→ **Exercise aim**
Where a line of the listing below includes the word "paraxial", reproduce that line.

→ **Extracted records**
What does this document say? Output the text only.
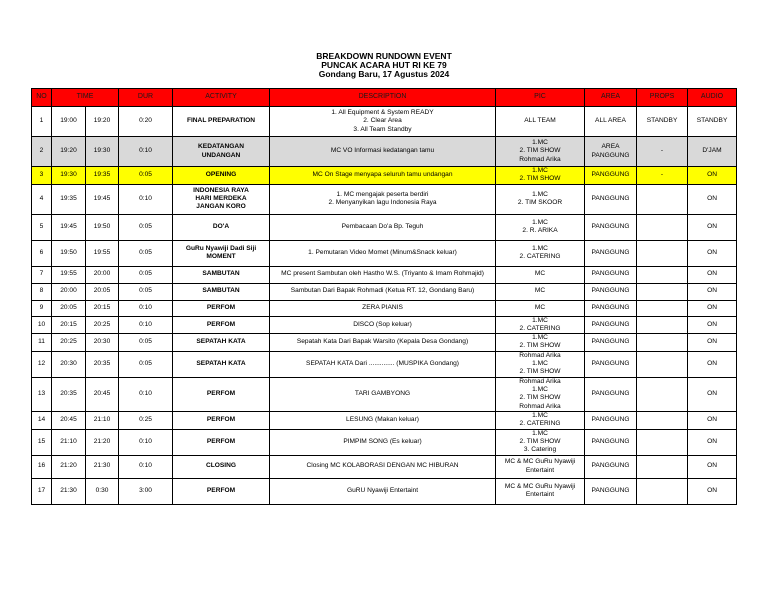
BREAKDOWN RUNDOWN EVENT
PUNCAK ACARA HUT RI KE 79
Gondang Baru, 17 Agustus 2024
NO	TIME		DUR	ACTIVITY	DESCRIPTION	PIC	AREA	PROPS	AUDIO
1	19:00	19:20	0:20	FINAL PREPARATION	1. All Equipment & System READY
2. Clear Area
3. All Team Standby	ALL TEAM	ALL AREA	STANDBY	STANDBY
2	19:20	19:30	0:10	KEDATANGAN
UNDANGAN	MC VO Informasi kedatangan tamu	1.MC
2. TIM SHOW
Rohmad Arika	AREA PANGGUNG	-	D'JAM
3	19:30	19:35	0:05	OPENING	MC On Stage menyapa seluruh tamu undangan	1.MC
2. TIM SHOW	PANGGUNG	-	ON
4	19:35	19:45	0:10	INDONESIA RAYA
HARI MERDEKA
JANGAN KORO	1. MC mengajak peserta berdiri
2. Menyanyikan lagu Indonesia Raya	1.MC
2. TIM SKOOR	PANGGUNG		ON
5	19:45	19:50	0:05	DO'A	Pembacaan Do'a Bp. Teguh	1.MC
2. R. ARIKA	PANGGUNG		ON
6	19:50	19:55	0:05	GuRu Nyawiji Dadi Siji
MOMENT	1. Pemutaran Video Momet (Minum&Snack keluar)	1.MC
2. CATERING	PANGGUNG		ON
7	19:55	20:00	0:05	SAMBUTAN	MC present Sambutan oleh Hastho W.S. (Triyanto & Imam Rohmajid)	MC	PANGGUNG		ON
8	20:00	20:05	0:05	SAMBUTAN	Sambutan Dari Bapak Rohmadi (Ketua RT. 12, Gondang Baru)	MC	PANGGUNG		ON
9	20:05	20:15	0:10	PERFOM	ZERA PIANIS	MC	PANGGUNG		ON
10	20:15	20:25	0:10	PERFOM	DISCO (Sop keluar)	1.MC
2. CATERING	PANGGUNG		ON
11	20:25	20:30	0:05	SEPATAH KATA	Sepatah Kata Dari Bapak Warsito (Kepala Desa Gondang)	1.MC
2. TIM SHOW	PANGGUNG		ON
12	20:30	20:35	0:05	SEPATAH KATA	SEPATAH KATA Dari .............. (MUSPIKA Gondang)	Rohmad Arika
1.MC
2. TIM SHOW	PANGGUNG		ON
13	20:35	20:45	0:10	PERFOM	TARI GAMBYONG	Rohmad Arika
1.MC
2. TIM SHOW
Rohmad Arika	PANGGUNG		ON
14	20:45	21:10	0:25	PERFOM	LESUNG (Makan keluar)	1.MC
2. CATERING	PANGGUNG		ON
15	21:10	21:20	0:10	PERFOM	PIMPIM SONG (Es keluar)	1.MC
2. TIM SHOW
3. Catering	PANGGUNG		ON
16	21:20	21:30	0:10	CLOSING	Closing MC KOLABORASI DENGAN MC HIBURAN	MC & MC GuRu Nyawiji
Entertaint	PANGGUNG		ON
17	21:30	0:30	3:00	PERFOM	GuRU Nyawiji Entertaint	MC & MC GuRu Nyawiji
Entertaint	PANGGUNG		ON
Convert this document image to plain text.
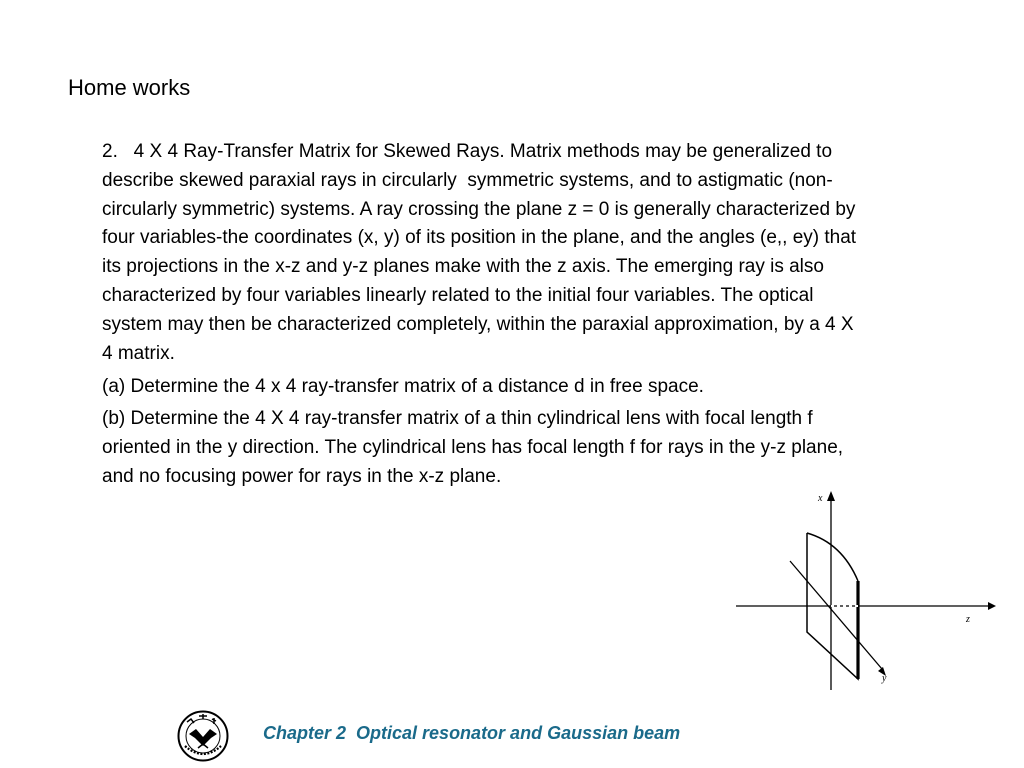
Home works
2.   4 X 4 Ray-Transfer Matrix for Skewed Rays. Matrix methods may be generalized to
describe skewed paraxial rays in circularly  symmetric systems, and to astigmatic (non-
circularly symmetric) systems. A ray crossing the plane z = 0 is generally characterized by
four variables-the coordinates (x, y) of its position in the plane, and the angles (e,, ey) that
its projections in the x-z and y-z planes make with the z axis. The emerging ray is also
characterized by four variables linearly related to the initial four variables. The optical
system may then be characterized completely, within the paraxial approximation, by a 4 X
4 matrix.
(a) Determine the 4 x 4 ray-transfer matrix of a distance d in free space.
(b) Determine the 4 X 4 ray-transfer matrix of a thin cylindrical lens with focal length f
oriented in the y direction. The cylindrical lens has focal length f for rays in the y-z plane,
and no focusing power for rays in the x-z plane.
x
z
y
Chapter 2  Optical resonator and Gaussian beam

→ **Response to this exercise**
describe skewed paraxial rays in circularly  symmetric systems, and to astigmatic (non-
system may then be characterized completely, within the paraxial approximation, by a 4 X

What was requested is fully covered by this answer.